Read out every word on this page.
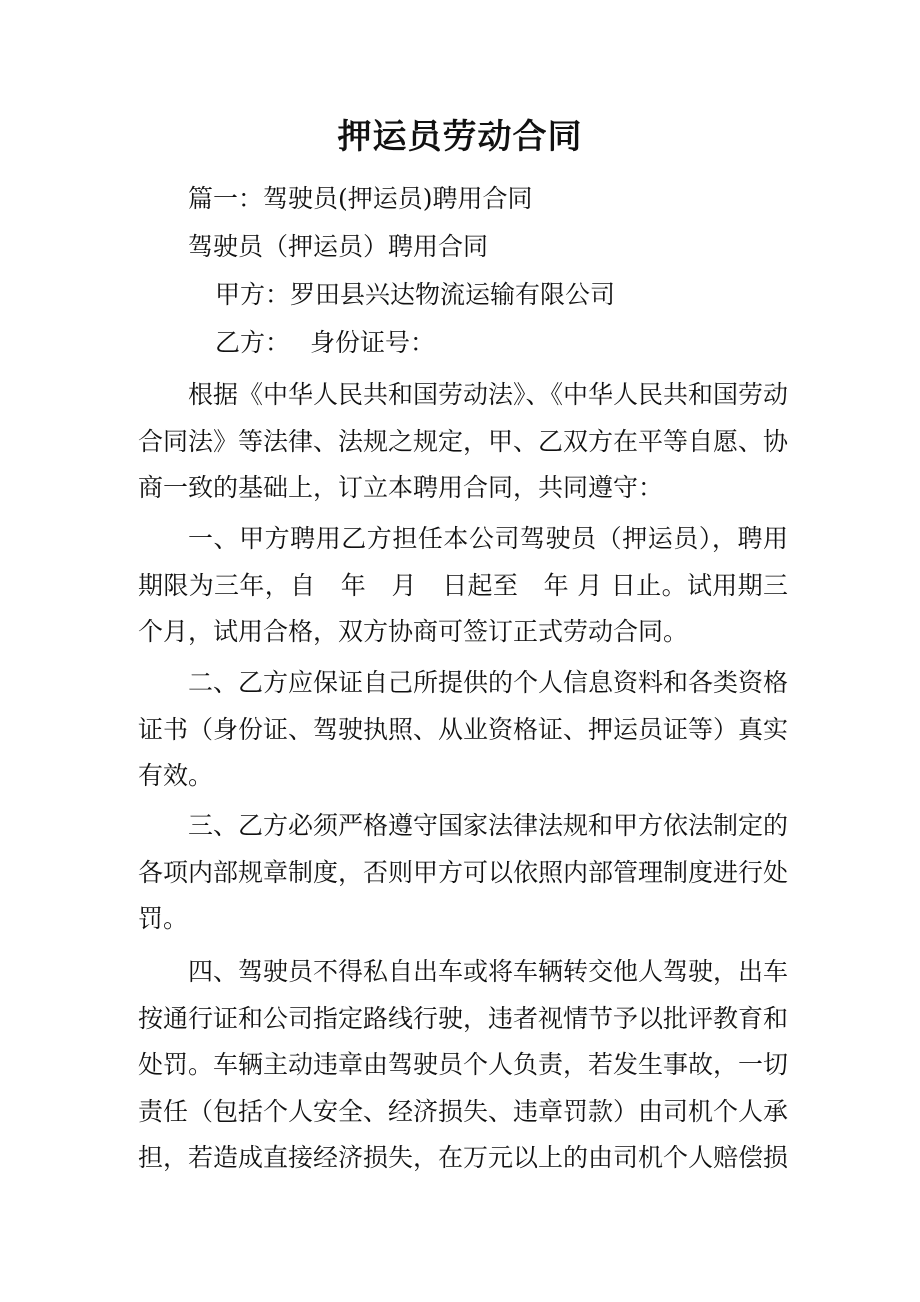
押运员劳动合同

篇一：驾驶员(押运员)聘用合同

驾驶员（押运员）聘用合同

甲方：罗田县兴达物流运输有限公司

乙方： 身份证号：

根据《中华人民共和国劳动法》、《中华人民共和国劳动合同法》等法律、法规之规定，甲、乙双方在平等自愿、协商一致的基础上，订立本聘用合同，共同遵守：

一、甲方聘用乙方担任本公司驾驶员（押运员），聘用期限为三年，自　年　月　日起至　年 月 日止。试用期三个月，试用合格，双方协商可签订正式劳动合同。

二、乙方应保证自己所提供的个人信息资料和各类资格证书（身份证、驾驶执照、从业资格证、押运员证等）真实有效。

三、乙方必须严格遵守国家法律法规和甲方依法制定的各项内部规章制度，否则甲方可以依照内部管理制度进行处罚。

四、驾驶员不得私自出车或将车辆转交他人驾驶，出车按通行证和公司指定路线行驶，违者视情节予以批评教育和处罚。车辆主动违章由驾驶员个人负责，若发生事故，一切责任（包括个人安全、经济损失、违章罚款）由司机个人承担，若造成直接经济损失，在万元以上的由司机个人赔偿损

▬▬▬▬▬▬▬▬▬▬

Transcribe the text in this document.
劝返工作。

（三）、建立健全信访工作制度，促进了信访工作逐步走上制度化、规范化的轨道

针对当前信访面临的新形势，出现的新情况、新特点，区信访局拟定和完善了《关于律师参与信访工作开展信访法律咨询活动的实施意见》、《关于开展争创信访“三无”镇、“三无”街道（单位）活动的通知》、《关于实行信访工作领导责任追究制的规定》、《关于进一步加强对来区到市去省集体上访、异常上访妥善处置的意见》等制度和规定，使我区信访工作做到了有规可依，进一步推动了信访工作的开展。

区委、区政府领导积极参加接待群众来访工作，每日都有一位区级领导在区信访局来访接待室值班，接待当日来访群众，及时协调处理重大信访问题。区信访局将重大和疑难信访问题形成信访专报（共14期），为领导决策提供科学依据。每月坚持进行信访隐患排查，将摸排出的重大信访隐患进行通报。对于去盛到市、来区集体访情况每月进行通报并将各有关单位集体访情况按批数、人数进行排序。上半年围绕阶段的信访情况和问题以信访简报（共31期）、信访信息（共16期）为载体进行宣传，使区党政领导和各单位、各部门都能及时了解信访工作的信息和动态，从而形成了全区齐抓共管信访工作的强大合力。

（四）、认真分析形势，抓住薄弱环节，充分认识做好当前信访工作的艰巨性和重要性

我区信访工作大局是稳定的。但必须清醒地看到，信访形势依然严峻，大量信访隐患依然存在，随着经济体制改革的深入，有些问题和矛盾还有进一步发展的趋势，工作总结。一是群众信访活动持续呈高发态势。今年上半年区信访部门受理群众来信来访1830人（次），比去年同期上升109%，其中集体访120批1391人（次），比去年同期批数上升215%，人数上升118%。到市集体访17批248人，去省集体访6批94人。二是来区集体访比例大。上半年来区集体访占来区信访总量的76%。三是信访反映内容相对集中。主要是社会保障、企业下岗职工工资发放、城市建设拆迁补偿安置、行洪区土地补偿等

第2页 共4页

▬▬▬▬▬▬▬▬▬▬

Set out every line from the material that contains the string "this".

Read out every word on this page.
Transcribe the text in this document.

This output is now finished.